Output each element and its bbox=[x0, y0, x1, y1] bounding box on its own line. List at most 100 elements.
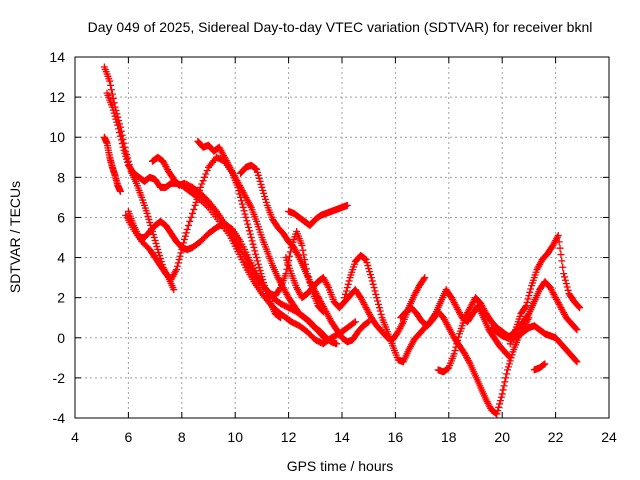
data-point bbox=[575, 303, 583, 311]
data-point bbox=[261, 192, 269, 200]
data-point bbox=[251, 247, 259, 255]
data-point bbox=[573, 358, 581, 366]
data-point bbox=[300, 251, 308, 259]
data-point bbox=[109, 106, 117, 114]
data-point bbox=[453, 340, 461, 348]
data-point bbox=[114, 121, 122, 129]
y-tick-label: -4 bbox=[53, 410, 66, 426]
data-point bbox=[241, 210, 249, 218]
data-point bbox=[253, 165, 261, 173]
data-point bbox=[192, 198, 200, 206]
data-point bbox=[493, 410, 501, 418]
data-point bbox=[199, 177, 207, 185]
data-point bbox=[196, 183, 204, 191]
data-point bbox=[523, 298, 531, 306]
data-point bbox=[560, 270, 568, 278]
y-tick-label: 10 bbox=[49, 129, 65, 145]
x-tick-label: 24 bbox=[601, 429, 617, 445]
data-point bbox=[237, 197, 245, 205]
data-point bbox=[559, 263, 567, 271]
data-point bbox=[144, 212, 152, 220]
data-point bbox=[257, 180, 265, 188]
data-point bbox=[245, 223, 253, 231]
data-point bbox=[370, 284, 378, 292]
y-tick-label: 6 bbox=[57, 209, 65, 225]
data-point bbox=[572, 325, 580, 333]
data-point bbox=[374, 297, 382, 305]
data-point bbox=[177, 249, 185, 257]
data-point bbox=[254, 171, 262, 179]
data-point bbox=[450, 350, 458, 358]
data-point bbox=[465, 358, 473, 366]
series-pass-10 bbox=[282, 254, 429, 344]
data-point bbox=[247, 234, 255, 241]
data-point bbox=[374, 300, 382, 308]
data-point bbox=[527, 285, 535, 293]
data-point bbox=[368, 277, 376, 285]
data-point bbox=[188, 209, 196, 217]
series-pass-8 bbox=[237, 161, 373, 346]
data-point bbox=[508, 351, 516, 359]
series-pass-15 bbox=[506, 231, 584, 348]
data-point bbox=[376, 307, 384, 315]
data-point bbox=[375, 304, 383, 312]
data-point bbox=[116, 129, 123, 137]
data-point bbox=[553, 233, 561, 241]
data-point bbox=[451, 346, 459, 354]
data-point bbox=[421, 274, 429, 282]
data-point bbox=[525, 292, 533, 300]
y-tick-label: 12 bbox=[49, 89, 65, 105]
data-point bbox=[259, 186, 267, 194]
data-point bbox=[150, 234, 158, 241]
y-tick-label: 14 bbox=[49, 49, 65, 65]
data-point bbox=[343, 284, 351, 292]
data-point bbox=[563, 283, 571, 291]
data-point bbox=[172, 266, 180, 274]
data-point bbox=[377, 310, 385, 318]
data-point bbox=[112, 115, 120, 123]
x-tick-label: 8 bbox=[178, 429, 186, 445]
y-tick-label: 0 bbox=[57, 330, 65, 346]
data-point bbox=[246, 202, 254, 210]
data-point bbox=[106, 77, 114, 85]
data-point bbox=[562, 280, 570, 288]
data-point bbox=[554, 231, 562, 239]
data-point bbox=[190, 205, 198, 213]
x-tick-label: 6 bbox=[125, 429, 133, 445]
data-point bbox=[366, 268, 374, 276]
data-point bbox=[507, 354, 515, 362]
data-point bbox=[243, 217, 251, 225]
x-tick-label: 10 bbox=[227, 429, 243, 445]
data-point bbox=[252, 165, 260, 173]
x-tick-label: 18 bbox=[441, 429, 457, 445]
data-point bbox=[176, 252, 184, 260]
data-point bbox=[372, 290, 380, 298]
data-point bbox=[452, 343, 460, 351]
data-point bbox=[255, 174, 263, 182]
data-point bbox=[248, 237, 256, 245]
data-point bbox=[253, 254, 261, 262]
data-point bbox=[115, 125, 123, 133]
data-point bbox=[191, 201, 199, 209]
data-point bbox=[198, 180, 206, 188]
data-point bbox=[175, 256, 183, 264]
data-point bbox=[116, 132, 124, 140]
x-tick-label: 4 bbox=[71, 429, 79, 445]
data-point bbox=[499, 386, 507, 394]
data-point bbox=[202, 170, 210, 178]
data-point bbox=[153, 243, 161, 251]
data-point bbox=[173, 262, 181, 270]
data-point bbox=[572, 357, 580, 365]
data-point bbox=[117, 136, 125, 144]
data-point bbox=[564, 286, 572, 294]
data-point bbox=[502, 374, 510, 382]
data-point bbox=[118, 140, 126, 148]
data-point bbox=[498, 390, 506, 398]
chart-title: Day 049 of 2025, Sidereal Day-to-day VTE… bbox=[88, 19, 593, 35]
data-point bbox=[154, 246, 162, 254]
data-point bbox=[367, 274, 375, 282]
data-point bbox=[504, 366, 512, 374]
x-tick-label: 12 bbox=[281, 429, 297, 445]
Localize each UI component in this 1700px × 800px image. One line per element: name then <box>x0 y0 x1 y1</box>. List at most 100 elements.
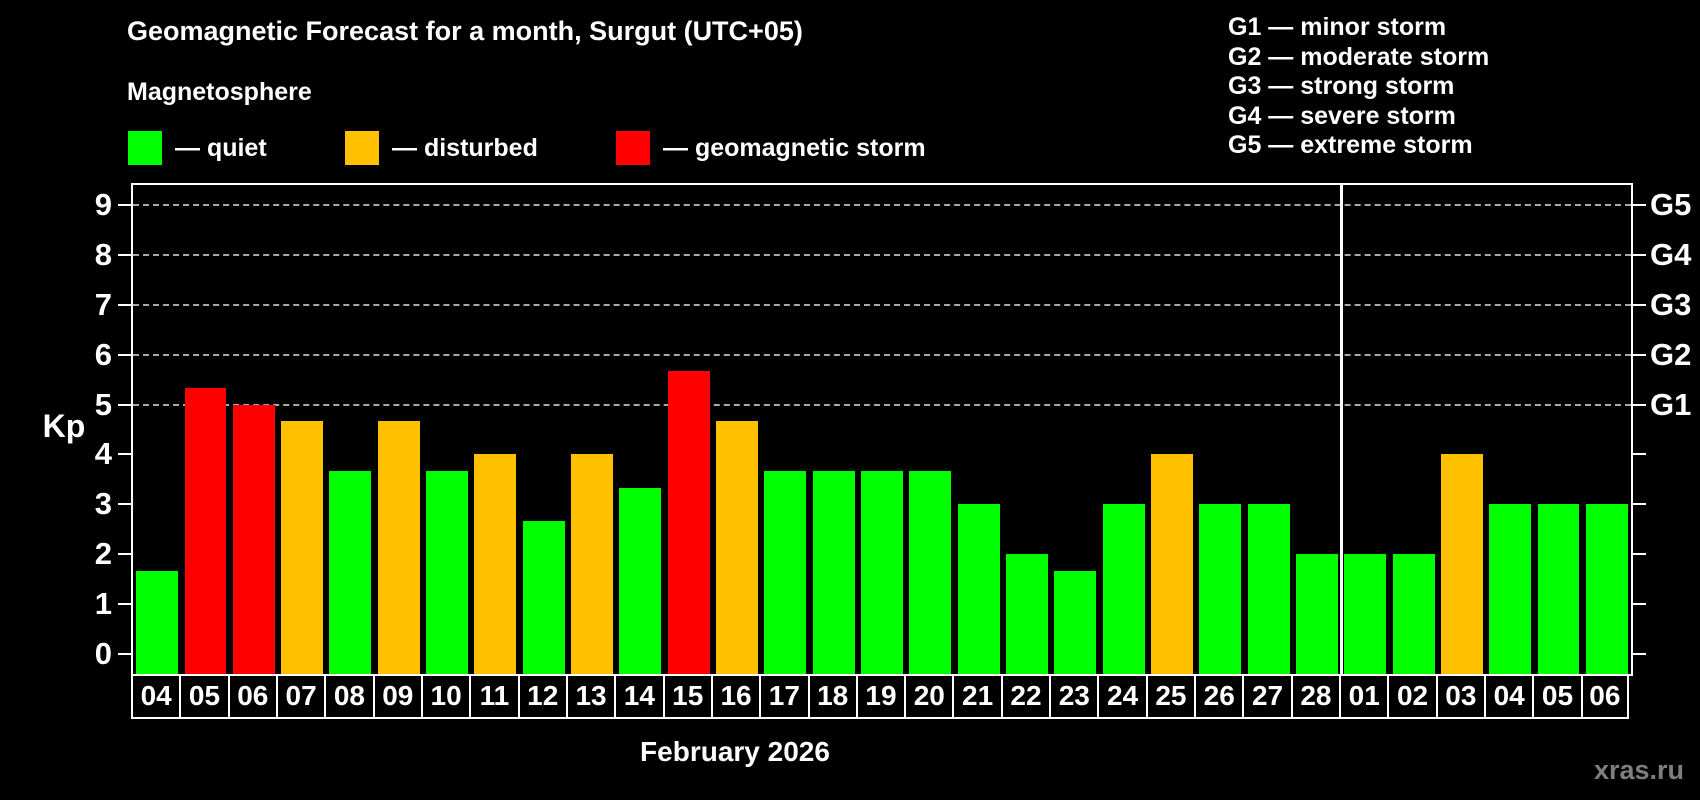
bar-day-05-idx1 <box>184 388 227 674</box>
g-legend-line-g3: G3 — strong storm <box>1228 72 1455 100</box>
bar-day-04-idx0 <box>136 570 179 674</box>
y-tick-left-4 <box>118 453 131 456</box>
day-label-15-idx11: 15 <box>662 674 713 719</box>
day-label-04-idx0: 04 <box>131 674 182 719</box>
y-axis-label-8: 8 <box>94 236 112 272</box>
right-axis-label-G4: G4 <box>1650 236 1692 272</box>
bar-day-16-idx12 <box>716 421 758 674</box>
day-label-23-idx19: 23 <box>1049 674 1100 719</box>
y-axis-label-9: 9 <box>94 186 112 222</box>
day-label-26-idx22: 26 <box>1194 674 1245 719</box>
legend-label-storm: — geomagnetic storm <box>663 133 926 162</box>
day-label-22-idx18: 22 <box>1000 674 1052 719</box>
legend-item-storm: — geomagnetic storm <box>616 131 926 165</box>
y-tick-left-2 <box>118 553 131 556</box>
day-label-25-idx21: 25 <box>1145 674 1197 719</box>
g-legend-line-g5: G5 — extreme storm <box>1228 131 1473 159</box>
bar-day-15-idx11 <box>667 371 710 674</box>
y-tick-right-2 <box>1633 553 1646 556</box>
bar-day-06-idx30 <box>1585 504 1628 674</box>
y-axis-label-5: 5 <box>94 386 112 422</box>
y-tick-left-1 <box>118 603 131 606</box>
bar-day-26-idx22 <box>1199 504 1242 674</box>
bar-day-18-idx14 <box>812 470 855 674</box>
day-label-27-idx23: 27 <box>1242 674 1293 719</box>
g-scale-legend: G1 — minor storm G2 — moderate storm G3 … <box>1228 13 1489 161</box>
bar-day-12-idx8 <box>522 520 565 674</box>
day-label-11-idx7: 11 <box>469 674 520 719</box>
y-tick-right-1 <box>1633 603 1646 606</box>
bar-day-25-idx21 <box>1150 454 1193 674</box>
right-axis-label-G2: G2 <box>1650 336 1692 372</box>
day-label-01-idx25: 01 <box>1339 674 1390 719</box>
bar-day-07-idx3 <box>281 421 324 674</box>
day-label-02-idx26: 02 <box>1387 674 1438 719</box>
y-tick-right-5 <box>1633 403 1646 406</box>
y-tick-left-0 <box>118 653 131 656</box>
day-label-12-idx8: 12 <box>517 674 568 719</box>
gridline-kp-8 <box>133 253 1631 256</box>
y-tick-left-5 <box>118 403 131 406</box>
y-tick-right-7 <box>1633 303 1646 306</box>
storm-color-swatch <box>616 131 650 165</box>
day-label-07-idx3: 07 <box>275 674 327 719</box>
gridline-kp-5 <box>133 403 1631 406</box>
watermark: xras.ru <box>1593 755 1684 785</box>
legend-label-disturbed: — disturbed <box>392 133 538 162</box>
y-tick-left-6 <box>118 353 131 356</box>
y-axis-label-3: 3 <box>94 486 112 522</box>
bar-day-10-idx6 <box>426 470 469 674</box>
bar-day-17-idx13 <box>764 470 807 674</box>
legend-label-quiet: — quiet <box>175 133 267 162</box>
bar-day-11-idx7 <box>474 454 517 674</box>
x-axis-title: February 2026 <box>640 736 830 767</box>
day-label-04-idx28: 04 <box>1484 674 1535 719</box>
y-axis-label-7: 7 <box>94 286 112 322</box>
day-label-05-idx1: 05 <box>179 674 230 719</box>
day-label-06-idx2: 06 <box>227 674 278 719</box>
day-label-08-idx4: 08 <box>324 674 375 719</box>
y-axis-label-4: 4 <box>94 436 112 472</box>
day-label-28-idx24: 28 <box>1290 674 1342 719</box>
day-label-03-idx27: 03 <box>1435 674 1487 719</box>
right-axis-label-G1: G1 <box>1650 386 1692 422</box>
bar-day-02-idx26 <box>1392 554 1435 674</box>
day-label-06-idx30: 06 <box>1580 674 1629 719</box>
page-title: Geomagnetic Forecast for a month, Surgut… <box>127 16 803 46</box>
bar-day-27-idx23 <box>1247 504 1290 674</box>
day-label-21-idx17: 21 <box>952 674 1003 719</box>
day-label-17-idx13: 17 <box>759 674 810 719</box>
bar-day-09-idx5 <box>377 421 420 674</box>
legend-item-disturbed: — disturbed <box>345 131 538 165</box>
bar-day-19-idx15 <box>861 470 903 674</box>
bar-day-13-idx9 <box>571 454 614 674</box>
right-axis-label-G5: G5 <box>1650 186 1692 222</box>
gridline-kp-6 <box>133 353 1631 356</box>
day-label-09-idx5: 09 <box>372 674 423 719</box>
y-tick-right-3 <box>1633 503 1646 506</box>
y-tick-left-7 <box>118 303 131 306</box>
bar-day-23-idx19 <box>1054 570 1097 674</box>
gridline-kp-7 <box>133 303 1631 306</box>
x-axis-day-labels: 04 05 06 07 08 09 10 11 12 13 14 15 16 17 18 19 20 21 22 23… <box>131 674 1629 719</box>
y-tick-right-8 <box>1633 253 1646 256</box>
day-label-10-idx6: 10 <box>420 674 472 719</box>
y-tick-right-4 <box>1633 453 1646 456</box>
y-axis-label-6: 6 <box>94 336 112 372</box>
right-axis-label-G3: G3 <box>1650 286 1692 322</box>
day-label-19-idx15: 19 <box>855 674 907 719</box>
y-axis-label-1: 1 <box>94 586 112 622</box>
y-axis-label-0: 0 <box>94 636 112 672</box>
g-legend-line-g2: G2 — moderate storm <box>1228 42 1490 71</box>
bar-day-06-idx2 <box>232 404 275 674</box>
month-separator-line <box>1339 185 1343 674</box>
disturbed-color-swatch <box>345 131 379 165</box>
y-tick-left-8 <box>118 253 131 256</box>
y-tick-right-0 <box>1633 653 1646 656</box>
bar-day-14-idx10 <box>619 487 662 674</box>
bar-day-08-idx4 <box>329 470 372 674</box>
day-label-16-idx12: 16 <box>710 674 762 719</box>
y-axis-label-2: 2 <box>94 536 112 572</box>
bar-day-03-idx27 <box>1440 454 1483 674</box>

# Task instructions
Reproduce the lines character for character, beginning at the line that contains "data-point bbox=[575, 303, 583, 311]" and stopping after the line that contains "data-point bbox=[453, 340, 461, 348]".

# Full solution
data-point bbox=[575, 303, 583, 311]
data-point bbox=[261, 192, 269, 200]
data-point bbox=[251, 247, 259, 255]
data-point bbox=[573, 358, 581, 366]
data-point bbox=[300, 251, 308, 259]
data-point bbox=[109, 106, 117, 114]
data-point bbox=[453, 340, 461, 348]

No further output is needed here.